Dataset excerpt
- - - -

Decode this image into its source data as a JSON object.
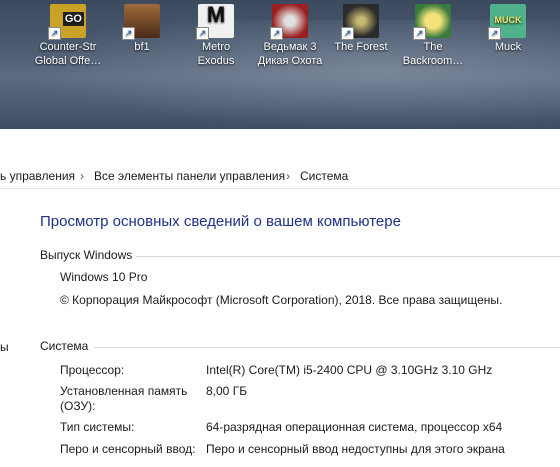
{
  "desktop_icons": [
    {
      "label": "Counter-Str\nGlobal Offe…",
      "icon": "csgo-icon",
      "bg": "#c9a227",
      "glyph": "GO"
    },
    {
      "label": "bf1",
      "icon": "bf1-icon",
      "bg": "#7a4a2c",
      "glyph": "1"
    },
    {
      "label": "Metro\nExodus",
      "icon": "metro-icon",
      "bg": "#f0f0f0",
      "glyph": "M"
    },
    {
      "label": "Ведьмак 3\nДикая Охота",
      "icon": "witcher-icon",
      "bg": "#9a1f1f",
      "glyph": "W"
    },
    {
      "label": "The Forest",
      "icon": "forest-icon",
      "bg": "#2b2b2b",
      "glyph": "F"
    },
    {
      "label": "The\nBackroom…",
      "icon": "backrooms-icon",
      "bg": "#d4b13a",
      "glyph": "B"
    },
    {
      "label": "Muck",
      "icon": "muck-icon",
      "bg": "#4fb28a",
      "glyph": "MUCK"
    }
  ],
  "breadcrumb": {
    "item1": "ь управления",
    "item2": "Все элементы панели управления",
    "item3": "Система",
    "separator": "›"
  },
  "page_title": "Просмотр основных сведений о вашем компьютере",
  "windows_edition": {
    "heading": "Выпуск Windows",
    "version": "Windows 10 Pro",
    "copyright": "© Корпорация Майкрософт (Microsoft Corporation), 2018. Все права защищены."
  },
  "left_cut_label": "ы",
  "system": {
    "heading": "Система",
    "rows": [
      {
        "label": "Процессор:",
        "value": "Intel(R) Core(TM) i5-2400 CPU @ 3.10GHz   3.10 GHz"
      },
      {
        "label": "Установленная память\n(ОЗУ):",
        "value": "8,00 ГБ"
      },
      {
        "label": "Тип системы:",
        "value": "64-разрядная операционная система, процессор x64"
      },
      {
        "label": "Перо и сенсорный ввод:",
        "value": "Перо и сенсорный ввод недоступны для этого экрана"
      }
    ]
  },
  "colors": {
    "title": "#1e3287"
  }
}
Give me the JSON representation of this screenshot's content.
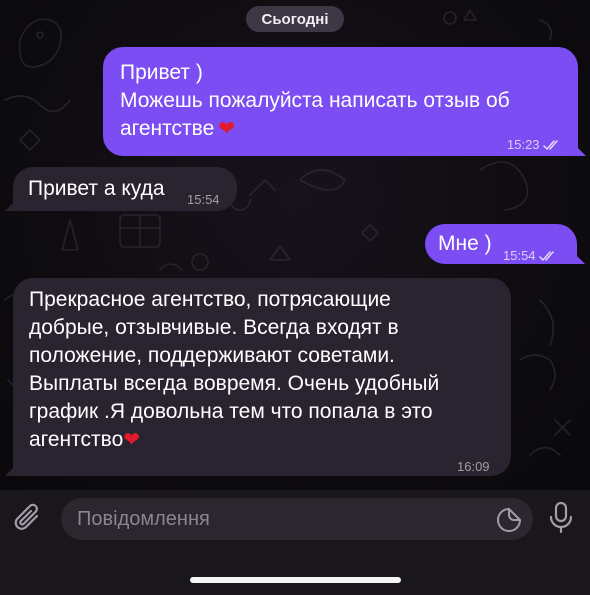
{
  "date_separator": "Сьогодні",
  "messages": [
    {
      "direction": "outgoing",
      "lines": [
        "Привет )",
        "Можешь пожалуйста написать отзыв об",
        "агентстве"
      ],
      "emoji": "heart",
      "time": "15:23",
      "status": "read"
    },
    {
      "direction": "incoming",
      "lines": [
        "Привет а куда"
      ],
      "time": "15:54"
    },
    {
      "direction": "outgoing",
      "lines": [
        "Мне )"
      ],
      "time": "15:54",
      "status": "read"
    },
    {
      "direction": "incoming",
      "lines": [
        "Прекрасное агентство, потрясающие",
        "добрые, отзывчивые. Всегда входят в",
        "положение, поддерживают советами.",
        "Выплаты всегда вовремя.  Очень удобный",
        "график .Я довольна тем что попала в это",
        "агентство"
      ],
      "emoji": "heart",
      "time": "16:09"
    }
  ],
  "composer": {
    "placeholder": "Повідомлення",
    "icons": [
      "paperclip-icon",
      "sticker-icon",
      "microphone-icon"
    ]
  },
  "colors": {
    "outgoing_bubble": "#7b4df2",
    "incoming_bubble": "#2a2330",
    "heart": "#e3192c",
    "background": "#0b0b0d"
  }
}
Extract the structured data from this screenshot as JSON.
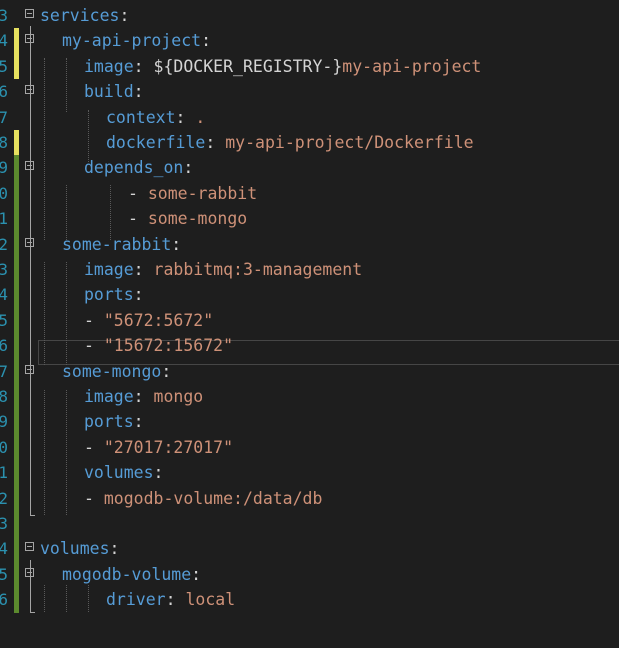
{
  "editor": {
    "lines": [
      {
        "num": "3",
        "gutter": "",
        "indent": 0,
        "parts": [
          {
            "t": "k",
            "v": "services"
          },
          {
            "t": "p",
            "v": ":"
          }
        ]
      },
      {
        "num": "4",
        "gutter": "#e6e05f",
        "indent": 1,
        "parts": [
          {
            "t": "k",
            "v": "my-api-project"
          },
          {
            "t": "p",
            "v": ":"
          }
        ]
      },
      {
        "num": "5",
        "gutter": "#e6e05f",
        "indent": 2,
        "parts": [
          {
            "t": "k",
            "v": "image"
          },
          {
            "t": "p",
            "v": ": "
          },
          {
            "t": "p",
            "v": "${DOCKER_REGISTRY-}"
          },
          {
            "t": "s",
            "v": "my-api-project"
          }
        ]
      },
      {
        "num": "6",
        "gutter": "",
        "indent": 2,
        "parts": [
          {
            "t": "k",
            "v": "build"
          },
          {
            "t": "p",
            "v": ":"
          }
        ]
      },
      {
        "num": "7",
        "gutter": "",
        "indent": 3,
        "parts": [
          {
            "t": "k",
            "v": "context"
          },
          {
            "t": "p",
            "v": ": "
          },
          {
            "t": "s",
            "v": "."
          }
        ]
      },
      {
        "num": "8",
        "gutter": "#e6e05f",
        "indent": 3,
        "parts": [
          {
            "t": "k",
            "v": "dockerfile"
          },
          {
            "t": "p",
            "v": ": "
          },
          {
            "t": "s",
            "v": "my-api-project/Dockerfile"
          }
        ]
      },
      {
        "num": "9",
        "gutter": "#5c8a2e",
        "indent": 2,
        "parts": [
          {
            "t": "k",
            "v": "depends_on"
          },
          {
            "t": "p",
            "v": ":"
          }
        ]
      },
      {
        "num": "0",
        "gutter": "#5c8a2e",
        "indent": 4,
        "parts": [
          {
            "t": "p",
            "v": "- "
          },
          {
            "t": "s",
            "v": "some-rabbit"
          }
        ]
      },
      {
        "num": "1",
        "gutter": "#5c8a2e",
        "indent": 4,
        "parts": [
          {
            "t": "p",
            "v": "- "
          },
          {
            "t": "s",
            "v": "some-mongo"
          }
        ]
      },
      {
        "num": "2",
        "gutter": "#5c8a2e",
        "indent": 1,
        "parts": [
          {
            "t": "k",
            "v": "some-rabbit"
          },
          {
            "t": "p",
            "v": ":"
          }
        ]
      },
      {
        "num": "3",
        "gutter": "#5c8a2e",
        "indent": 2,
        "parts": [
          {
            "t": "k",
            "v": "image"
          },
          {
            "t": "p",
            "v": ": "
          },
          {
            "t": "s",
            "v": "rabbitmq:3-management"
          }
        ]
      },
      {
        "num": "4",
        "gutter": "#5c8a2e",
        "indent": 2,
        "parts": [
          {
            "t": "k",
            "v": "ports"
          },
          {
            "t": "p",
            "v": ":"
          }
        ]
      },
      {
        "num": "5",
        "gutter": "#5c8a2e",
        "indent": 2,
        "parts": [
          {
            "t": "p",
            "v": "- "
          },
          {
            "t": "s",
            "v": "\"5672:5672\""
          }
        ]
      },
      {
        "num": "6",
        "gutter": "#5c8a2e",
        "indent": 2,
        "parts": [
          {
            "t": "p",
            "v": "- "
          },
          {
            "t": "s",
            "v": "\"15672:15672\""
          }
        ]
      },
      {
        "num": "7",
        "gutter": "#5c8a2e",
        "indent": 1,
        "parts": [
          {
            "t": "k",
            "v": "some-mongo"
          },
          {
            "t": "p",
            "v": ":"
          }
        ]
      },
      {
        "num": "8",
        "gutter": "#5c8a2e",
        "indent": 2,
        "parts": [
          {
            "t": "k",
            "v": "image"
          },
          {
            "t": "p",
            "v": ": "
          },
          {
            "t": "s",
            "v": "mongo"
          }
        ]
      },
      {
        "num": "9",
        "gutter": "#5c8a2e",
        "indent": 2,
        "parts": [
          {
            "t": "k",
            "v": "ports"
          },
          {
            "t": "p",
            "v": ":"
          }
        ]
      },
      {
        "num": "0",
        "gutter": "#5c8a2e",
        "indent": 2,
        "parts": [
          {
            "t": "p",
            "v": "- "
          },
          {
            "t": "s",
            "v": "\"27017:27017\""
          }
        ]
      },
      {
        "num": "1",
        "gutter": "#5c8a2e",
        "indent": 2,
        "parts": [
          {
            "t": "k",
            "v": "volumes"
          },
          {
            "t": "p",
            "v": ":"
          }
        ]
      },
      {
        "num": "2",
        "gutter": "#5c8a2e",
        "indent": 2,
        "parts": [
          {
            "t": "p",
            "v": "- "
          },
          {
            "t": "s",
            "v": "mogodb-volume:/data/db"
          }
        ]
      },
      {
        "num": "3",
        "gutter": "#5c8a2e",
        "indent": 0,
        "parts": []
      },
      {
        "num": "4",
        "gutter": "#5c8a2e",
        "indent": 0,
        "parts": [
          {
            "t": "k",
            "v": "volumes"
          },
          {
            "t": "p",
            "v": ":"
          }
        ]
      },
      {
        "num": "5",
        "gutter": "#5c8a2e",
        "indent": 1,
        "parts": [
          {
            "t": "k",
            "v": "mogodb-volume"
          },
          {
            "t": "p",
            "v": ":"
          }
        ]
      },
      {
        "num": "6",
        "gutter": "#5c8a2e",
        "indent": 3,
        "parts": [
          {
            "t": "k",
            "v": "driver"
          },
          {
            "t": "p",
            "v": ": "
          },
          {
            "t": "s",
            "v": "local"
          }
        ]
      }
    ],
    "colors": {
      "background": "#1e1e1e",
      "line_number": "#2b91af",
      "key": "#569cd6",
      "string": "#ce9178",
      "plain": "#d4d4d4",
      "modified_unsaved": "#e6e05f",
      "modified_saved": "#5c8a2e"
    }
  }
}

- - - -

Your instructions
Filter the entries down to the lines with the word "JSON" in them.

Output for this exercise
Decode this image into its source data as a JSON object.
Give me the JSON representation of this screenshot's content.
Extract the structured data from this screenshot as JSON.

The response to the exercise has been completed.